§ **THE PROBLEM**
Print all the entries verbatim.

(Dataset items)
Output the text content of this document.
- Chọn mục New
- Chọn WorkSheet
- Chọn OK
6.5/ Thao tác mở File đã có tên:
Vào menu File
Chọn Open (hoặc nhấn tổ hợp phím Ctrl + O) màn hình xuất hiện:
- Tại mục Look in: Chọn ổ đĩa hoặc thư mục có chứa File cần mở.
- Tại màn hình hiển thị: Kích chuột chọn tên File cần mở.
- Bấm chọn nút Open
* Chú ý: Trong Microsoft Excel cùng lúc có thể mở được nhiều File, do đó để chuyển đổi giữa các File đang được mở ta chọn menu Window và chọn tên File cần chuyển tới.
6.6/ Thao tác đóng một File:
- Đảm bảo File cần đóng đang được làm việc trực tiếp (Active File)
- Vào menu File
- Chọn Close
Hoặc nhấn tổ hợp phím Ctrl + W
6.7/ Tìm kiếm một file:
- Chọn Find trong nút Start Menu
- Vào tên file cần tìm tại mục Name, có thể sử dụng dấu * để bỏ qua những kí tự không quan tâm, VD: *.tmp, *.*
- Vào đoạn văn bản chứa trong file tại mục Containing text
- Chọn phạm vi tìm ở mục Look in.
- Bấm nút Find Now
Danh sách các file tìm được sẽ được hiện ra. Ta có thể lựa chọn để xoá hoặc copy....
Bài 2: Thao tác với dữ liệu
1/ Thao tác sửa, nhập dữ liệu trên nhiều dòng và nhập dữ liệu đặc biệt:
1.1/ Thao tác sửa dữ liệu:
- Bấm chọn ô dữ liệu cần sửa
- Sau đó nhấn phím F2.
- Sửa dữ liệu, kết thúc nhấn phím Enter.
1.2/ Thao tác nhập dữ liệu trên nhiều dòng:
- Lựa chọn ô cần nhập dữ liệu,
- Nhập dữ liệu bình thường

§ **SOLUTION BELOW**
Output the text content of this document.
- Chọn mục New
- Chọn WorkSheet
- Chọn OK
6.5/ Thao tác mở File đã có tên:
Vào menu File
Chọn Open (hoặc nhấn tổ hợp phím Ctrl + O) màn hình xuất hiện:
- Tại mục Look in: Chọn ổ đĩa hoặc thư mục có chứa File cần mở.
- Tại màn hình hiển thị: Kích chuột chọn tên File cần mở.
- Bấm chọn nút Open
* Chú ý: Trong Microsoft Excel cùng lúc có thể mở được nhiều File, do đó để chuyển đổi giữa các File đang được mở ta chọn menu Window và chọn tên File cần chuyển tới.
6.6/ Thao tác đóng một File:
- Đảm bảo File cần đóng đang được làm việc trực tiếp (Active File)
- Vào menu File
- Chọn Close
Hoặc nhấn tổ hợp phím Ctrl + W
6.7/ Tìm kiếm một file:
- Chọn Find trong nút Start Menu
- Vào tên file cần tìm tại mục Name, có thể sử dụng dấu * để bỏ qua những kí tự không quan tâm, VD: *.tmp, *.*
- Vào đoạn văn bản chứa trong file tại mục Containing text
- Chọn phạm vi tìm ở mục Look in.
- Bấm nút Find Now
Danh sách các file tìm được sẽ được hiện ra. Ta có thể lựa chọn để xoá hoặc copy....
Bài 2: Thao tác với dữ liệu
1/ Thao tác sửa, nhập dữ liệu trên nhiều dòng và nhập dữ liệu đặc biệt:
1.1/ Thao tác sửa dữ liệu:
- Bấm chọn ô dữ liệu cần sửa
- Sau đó nhấn phím F2.
- Sửa dữ liệu, kết thúc nhấn phím Enter.
1.2/ Thao tác nhập dữ liệu trên nhiều dòng:
- Lựa chọn ô cần nhập dữ liệu,
- Nhập dữ liệu bình thường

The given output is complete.